▶ Goal: Would you write out the entries below, every one of them, exactly?
** start Records shown **
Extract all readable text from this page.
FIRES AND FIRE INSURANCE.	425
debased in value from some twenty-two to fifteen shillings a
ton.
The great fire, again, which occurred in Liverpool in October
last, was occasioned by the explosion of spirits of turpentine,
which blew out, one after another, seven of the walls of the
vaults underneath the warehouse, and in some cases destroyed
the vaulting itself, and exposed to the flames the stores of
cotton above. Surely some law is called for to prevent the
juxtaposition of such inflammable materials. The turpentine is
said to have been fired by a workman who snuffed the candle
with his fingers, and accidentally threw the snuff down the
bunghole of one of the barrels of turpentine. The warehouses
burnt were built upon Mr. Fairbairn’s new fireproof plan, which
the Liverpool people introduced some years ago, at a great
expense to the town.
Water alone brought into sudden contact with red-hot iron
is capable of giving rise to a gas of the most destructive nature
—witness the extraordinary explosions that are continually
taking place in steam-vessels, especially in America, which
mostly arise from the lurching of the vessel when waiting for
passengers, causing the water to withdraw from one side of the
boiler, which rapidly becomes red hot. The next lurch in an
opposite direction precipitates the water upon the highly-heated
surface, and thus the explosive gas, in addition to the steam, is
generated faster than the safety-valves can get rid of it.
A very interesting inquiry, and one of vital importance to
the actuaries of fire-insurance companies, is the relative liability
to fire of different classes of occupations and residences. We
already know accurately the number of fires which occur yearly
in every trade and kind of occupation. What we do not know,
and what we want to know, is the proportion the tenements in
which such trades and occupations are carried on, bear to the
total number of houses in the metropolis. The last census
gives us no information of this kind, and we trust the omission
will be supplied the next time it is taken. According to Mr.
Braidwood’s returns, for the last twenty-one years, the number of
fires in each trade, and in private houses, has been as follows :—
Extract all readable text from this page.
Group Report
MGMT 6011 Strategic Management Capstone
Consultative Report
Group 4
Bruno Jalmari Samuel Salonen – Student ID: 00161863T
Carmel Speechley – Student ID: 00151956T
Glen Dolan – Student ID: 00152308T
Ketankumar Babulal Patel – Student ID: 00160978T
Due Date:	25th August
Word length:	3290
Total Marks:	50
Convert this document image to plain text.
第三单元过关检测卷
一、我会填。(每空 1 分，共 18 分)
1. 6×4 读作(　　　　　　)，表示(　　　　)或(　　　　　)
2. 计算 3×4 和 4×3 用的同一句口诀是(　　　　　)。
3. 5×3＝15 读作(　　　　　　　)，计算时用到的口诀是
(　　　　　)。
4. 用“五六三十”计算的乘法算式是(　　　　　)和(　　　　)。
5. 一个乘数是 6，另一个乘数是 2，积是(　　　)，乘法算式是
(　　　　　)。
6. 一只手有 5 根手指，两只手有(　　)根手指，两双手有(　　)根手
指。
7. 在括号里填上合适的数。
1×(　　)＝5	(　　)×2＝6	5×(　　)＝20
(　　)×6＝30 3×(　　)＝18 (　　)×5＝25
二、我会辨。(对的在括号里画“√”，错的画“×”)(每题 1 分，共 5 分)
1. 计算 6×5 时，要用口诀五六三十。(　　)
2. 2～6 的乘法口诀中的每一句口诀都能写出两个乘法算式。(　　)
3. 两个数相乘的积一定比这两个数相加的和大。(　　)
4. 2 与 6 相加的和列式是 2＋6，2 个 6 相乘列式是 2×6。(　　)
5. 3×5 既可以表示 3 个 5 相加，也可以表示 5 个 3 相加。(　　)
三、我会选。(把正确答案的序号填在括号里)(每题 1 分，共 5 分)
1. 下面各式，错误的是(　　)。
** end Records shown **
▶ Response to this exercise:
Extract all readable text from this page.
FIRES AND FIRE INSURANCE.	425
debased in value from some twenty-two to fifteen shillings a
ton.
The great fire, again, which occurred in Liverpool in October
last, was occasioned by the explosion of spirits of turpentine,
which blew out, one after another, seven of the walls of the
vaults underneath the warehouse, and in some cases destroyed
the vaulting itself, and exposed to the flames the stores of
cotton above. Surely some law is called for to prevent the
juxtaposition of such inflammable materials. The turpentine is
said to have been fired by a workman who snuffed the candle
with his fingers, and accidentally threw the snuff down the
bunghole of one of the barrels of turpentine. The warehouses
burnt were built upon Mr. Fairbairn’s new fireproof plan, which
the Liverpool people introduced some years ago, at a great
expense to the town.
Water alone brought into sudden contact with red-hot iron
is capable of giving rise to a gas of the most destructive nature
—witness the extraordinary explosions that are continually
taking place in steam-vessels, especially in America, which
mostly arise from the lurching of the vessel when waiting for
passengers, causing the water to withdraw from one side of the
boiler, which rapidly becomes red hot. The next lurch in an
opposite direction precipitates the water upon the highly-heated
surface, and thus the explosive gas, in addition to the steam, is
generated faster than the safety-valves can get rid of it.
A very interesting inquiry, and one of vital importance to
the actuaries of fire-insurance companies, is the relative liability
to fire of different classes of occupations and residences. We
already know accurately the number of fires which occur yearly
in every trade and kind of occupation. What we do not know,
and what we want to know, is the proportion the tenements in
which such trades and occupations are carried on, bear to the
total number of houses in the metropolis. The last census
gives us no information of this kind, and we trust the omission
will be supplied the next time it is taken. According to Mr.
Braidwood’s returns, for the last twenty-one years, the number of
fires in each trade, and in private houses, has been as follows :—
Extract all readable text from this page.
Group Report
MGMT 6011 Strategic Management Capstone
Consultative Report
Group 4
Bruno Jalmari Samuel Salonen – Student ID: 00161863T
Carmel Speechley – Student ID: 00151956T
Glen Dolan – Student ID: 00152308T
Ketankumar Babulal Patel – Student ID: 00160978T
Due Date:	25th August
Word length:	3290
Total Marks:	50
Convert this document image to plain text.
第三单元过关检测卷
一、我会填。(每空 1 分，共 18 分)
1. 6×4 读作(　　　　　　)，表示(　　　　)或(　　　　　)
2. 计算 3×4 和 4×3 用的同一句口诀是(　　　　　)。
3. 5×3＝15 读作(　　　　　　　)，计算时用到的口诀是
(　　　　　)。
4. 用“五六三十”计算的乘法算式是(　　　　　)和(　　　　)。
5. 一个乘数是 6，另一个乘数是 2，积是(　　　)，乘法算式是
(　　　　　)。
6. 一只手有 5 根手指，两只手有(　　)根手指，两双手有(　　)根手
指。
7. 在括号里填上合适的数。
1×(　　)＝5	(　　)×2＝6	5×(　　)＝20
(　　)×6＝30 3×(　　)＝18 (　　)×5＝25
二、我会辨。(对的在括号里画“√”，错的画“×”)(每题 1 分，共 5 分)
1. 计算 6×5 时，要用口诀五六三十。(　　)
2. 2～6 的乘法口诀中的每一句口诀都能写出两个乘法算式。(　　)
3. 两个数相乘的积一定比这两个数相加的和大。(　　)
4. 2 与 6 相加的和列式是 2＋6，2 个 6 相乘列式是 2×6。(　　)
5. 3×5 既可以表示 3 个 5 相加，也可以表示 5 个 3 相加。(　　)
三、我会选。(把正确答案的序号填在括号里)(每题 1 分，共 5 分)
1. 下面各式，错误的是(　　)。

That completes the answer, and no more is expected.